→ **TASK REQUIREMENTS**
The records should be written out in full, with nothing altered.

→ **RECORD EXCERPTS**
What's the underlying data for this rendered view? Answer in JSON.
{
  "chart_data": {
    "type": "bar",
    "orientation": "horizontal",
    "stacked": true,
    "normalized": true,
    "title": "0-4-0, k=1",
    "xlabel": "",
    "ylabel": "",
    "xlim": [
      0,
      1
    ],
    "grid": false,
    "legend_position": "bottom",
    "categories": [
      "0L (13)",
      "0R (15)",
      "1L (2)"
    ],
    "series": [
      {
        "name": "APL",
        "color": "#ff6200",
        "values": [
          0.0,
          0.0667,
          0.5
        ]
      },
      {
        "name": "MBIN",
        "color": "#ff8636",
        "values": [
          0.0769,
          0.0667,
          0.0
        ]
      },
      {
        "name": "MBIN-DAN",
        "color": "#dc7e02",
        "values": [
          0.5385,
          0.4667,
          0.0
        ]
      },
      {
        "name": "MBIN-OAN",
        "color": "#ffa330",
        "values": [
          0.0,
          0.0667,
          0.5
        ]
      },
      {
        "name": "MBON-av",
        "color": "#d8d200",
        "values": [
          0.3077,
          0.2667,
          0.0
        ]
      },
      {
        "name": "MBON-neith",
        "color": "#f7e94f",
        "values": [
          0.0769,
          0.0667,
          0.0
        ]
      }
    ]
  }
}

→ **EXERCISE SOLUTION**
What's the underlying data for this rendered view? Answer in JSON.
{
  "chart_data": {
    "type": "bar",
    "orientation": "horizontal",
    "stacked": true,
    "normalized": true,
    "title": "0-4-0, k=1",
    "xlabel": "",
    "ylabel": "",
    "xlim": [
      0,
      1
    ],
    "grid": false,
    "legend_position": "bottom",
    "categories": [
      "0L (13)",
      "0R (15)",
      "1L (2)"
    ],
    "series": [
      {
        "name": "APL",
        "color": "#ff6200",
        "values": [
          0.0,
          0.0667,
          0.5
        ]
      },
      {
        "name": "MBIN",
        "color": "#ff8636",
        "values": [
          0.0769,
          0.0667,
          0.0
        ]
      },
      {
        "name": "MBIN-DAN",
        "color": "#dc7e02",
        "values": [
          0.5385,
          0.4667,
          0.0
        ]
      },
      {
        "name": "MBIN-OAN",
        "color": "#ffa330",
        "values": [
          0.0,
          0.0667,
          0.5
        ]
      },
      {
        "name": "MBON-av",
        "color": "#d8d200",
        "values": [
          0.3077,
          0.2667,
          0.0
        ]
      },
      {
        "name": "MBON-neith",
        "color": "#f7e94f",
        "values": [
          0.0769,
          0.0667,
          0.0
        ]
      }
    ]
  }
}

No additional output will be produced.